▸ What you have to do: Copy out every line of the records below word for word, but leave out the pictures.

[START OF Data supplied]

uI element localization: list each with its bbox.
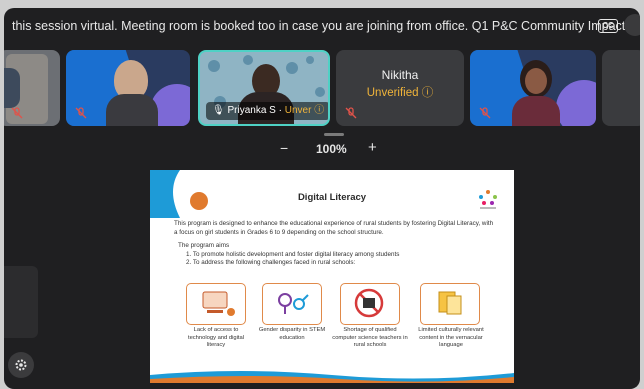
caption-ticker: this session virtual. Meeting room is bo… bbox=[12, 19, 633, 33]
mic-off-icon bbox=[345, 107, 357, 119]
settings-button[interactable] bbox=[8, 352, 34, 378]
zoom-controls: − 100% + bbox=[274, 139, 394, 160]
challenge-label: Shortage of qualified computer science t… bbox=[332, 327, 408, 348]
participant-tile[interactable] bbox=[602, 50, 640, 126]
mic-off-icon bbox=[11, 107, 23, 119]
gender-symbols-icon bbox=[278, 293, 309, 314]
mic-on-icon: 🎙 bbox=[212, 105, 225, 116]
participant-tile[interactable]: Nikitha Unverified ⓘ bbox=[336, 50, 464, 126]
mic-off-icon bbox=[479, 107, 491, 119]
active-speaker-label: 🎙 Priyanka S · Unver ⓘ bbox=[206, 102, 328, 120]
computer-icon bbox=[202, 291, 235, 316]
challenge-card bbox=[262, 283, 322, 325]
aim-item: 1. To promote holistic development and f… bbox=[186, 250, 400, 258]
slide-aims: The program aims 1. To promote holistic … bbox=[178, 242, 488, 268]
participant-strip: 🎙 Priyanka S · Unver ⓘ Nikitha Unverifie… bbox=[4, 50, 640, 126]
info-icon: ⓘ bbox=[421, 87, 434, 99]
mic-off-icon bbox=[75, 107, 87, 119]
challenge-card bbox=[420, 283, 480, 325]
participant-tile-active[interactable]: 🎙 Priyanka S · Unver ⓘ bbox=[198, 50, 330, 126]
meeting-window: this session virtual. Meeting room is bo… bbox=[4, 8, 640, 389]
org-logo-icon bbox=[479, 190, 497, 209]
participant-tile[interactable] bbox=[470, 50, 596, 126]
challenge-label: Limited culturally relevant content in t… bbox=[418, 327, 484, 348]
aims-heading: The program aims bbox=[178, 242, 230, 249]
shared-slide: Digital Literacy This program is designe… bbox=[150, 170, 514, 383]
participant-tile[interactable] bbox=[66, 50, 190, 126]
challenge-label: Lack of access to technology and digital… bbox=[187, 327, 245, 348]
no-teacher-icon bbox=[354, 288, 384, 318]
info-icon: ⓘ bbox=[314, 105, 325, 116]
zoom-level: 100% bbox=[316, 142, 347, 156]
strip-drag-handle[interactable] bbox=[324, 133, 344, 136]
unverified-badge: Unverified ⓘ bbox=[366, 87, 434, 99]
challenge-label: Gender disparity in STEM education bbox=[258, 327, 326, 341]
slide-footer-wave bbox=[150, 371, 514, 383]
side-panel-tab[interactable] bbox=[4, 266, 38, 338]
slide-title: Digital Literacy bbox=[297, 192, 367, 203]
zoom-in-button[interactable]: + bbox=[368, 139, 377, 156]
aim-item: 2. To address the following challenges f… bbox=[186, 259, 356, 266]
participant-name: Nikitha bbox=[381, 68, 419, 82]
documents-icon bbox=[438, 291, 462, 315]
gear-icon bbox=[15, 359, 27, 371]
unverified-badge: Unver bbox=[284, 105, 312, 116]
more-options-button[interactable] bbox=[624, 14, 640, 36]
challenge-card bbox=[340, 283, 400, 325]
participant-tile[interactable] bbox=[4, 50, 60, 126]
slide-intro: This program is designed to enhance the … bbox=[174, 220, 494, 236]
closed-captions-button[interactable]: CC bbox=[598, 19, 618, 33]
challenge-card bbox=[186, 283, 246, 325]
participant-name: Priyanka S bbox=[227, 105, 276, 116]
zoom-out-button[interactable]: − bbox=[280, 140, 288, 156]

[END OF Data supplied]

▸ Solution:
uI element localization: list each with its bbox.
caption-ticker: this session virtual. Meeting room is bo… bbox=[12, 19, 633, 33]
mic-off-icon bbox=[345, 107, 357, 119]
settings-button[interactable] bbox=[8, 352, 34, 378]
zoom-controls: − 100% + bbox=[274, 139, 394, 160]
challenge-label: Shortage of qualified computer science t… bbox=[332, 327, 408, 348]
participant-tile[interactable] bbox=[602, 50, 640, 126]
mic-off-icon bbox=[11, 107, 23, 119]
gender-symbols-icon bbox=[278, 293, 309, 314]
mic-on-icon: 🎙 bbox=[212, 105, 225, 116]
participant-tile[interactable]: Nikitha Unverified ⓘ bbox=[336, 50, 464, 126]
mic-off-icon bbox=[479, 107, 491, 119]
active-speaker-label: 🎙 Priyanka S · Unver ⓘ bbox=[206, 102, 328, 120]
computer-icon bbox=[202, 291, 235, 316]
challenge-card bbox=[262, 283, 322, 325]
aim-item: 1. To promote holistic development and f… bbox=[186, 250, 400, 258]
slide-aims: The program aims 1. To promote holistic … bbox=[178, 242, 488, 268]
participant-strip: 🎙 Priyanka S · Unver ⓘ Nikitha Unverifie… bbox=[4, 50, 640, 126]
info-icon: ⓘ bbox=[421, 87, 434, 99]
mic-off-icon bbox=[75, 107, 87, 119]
challenge-card bbox=[420, 283, 480, 325]
participant-tile-active[interactable]: 🎙 Priyanka S · Unver ⓘ bbox=[198, 50, 330, 126]
meeting-window: this session virtual. Meeting room is bo… bbox=[4, 8, 640, 389]
org-logo-icon bbox=[479, 190, 497, 209]
participant-tile[interactable] bbox=[470, 50, 596, 126]
challenge-label: Limited culturally relevant content in t… bbox=[418, 327, 484, 348]
aims-heading: The program aims bbox=[178, 242, 230, 249]
shared-slide: Digital Literacy This program is designe… bbox=[150, 170, 514, 383]
participant-tile[interactable] bbox=[66, 50, 190, 126]
challenge-label: Lack of access to technology and digital… bbox=[187, 327, 245, 348]
no-teacher-icon bbox=[354, 288, 384, 318]
info-icon: ⓘ bbox=[314, 105, 325, 116]
zoom-level: 100% bbox=[316, 142, 347, 156]
strip-drag-handle[interactable] bbox=[324, 133, 344, 136]
unverified-badge: Unverified ⓘ bbox=[366, 87, 434, 99]
challenge-label: Gender disparity in STEM education bbox=[258, 327, 326, 341]
slide-footer-wave bbox=[150, 371, 514, 383]
side-panel-tab[interactable] bbox=[4, 266, 38, 338]
slide-title: Digital Literacy bbox=[297, 192, 367, 203]
zoom-in-button[interactable]: + bbox=[368, 139, 377, 156]
aim-item: 2. To address the following challenges f… bbox=[186, 259, 356, 266]
participant-name: Nikitha bbox=[381, 68, 419, 82]
documents-icon bbox=[438, 291, 462, 315]
gear-icon bbox=[15, 359, 27, 371]
unverified-badge: Unver bbox=[284, 105, 312, 116]
more-options-button[interactable] bbox=[624, 14, 640, 36]
challenge-card bbox=[340, 283, 400, 325]
participant-tile[interactable] bbox=[4, 50, 60, 126]
slide-intro: This program is designed to enhance the … bbox=[174, 220, 494, 236]
closed-captions-button[interactable]: CC bbox=[598, 19, 618, 33]
challenge-card bbox=[186, 283, 246, 325]
participant-name: Priyanka S bbox=[227, 105, 276, 116]
zoom-out-button[interactable]: − bbox=[280, 140, 288, 156]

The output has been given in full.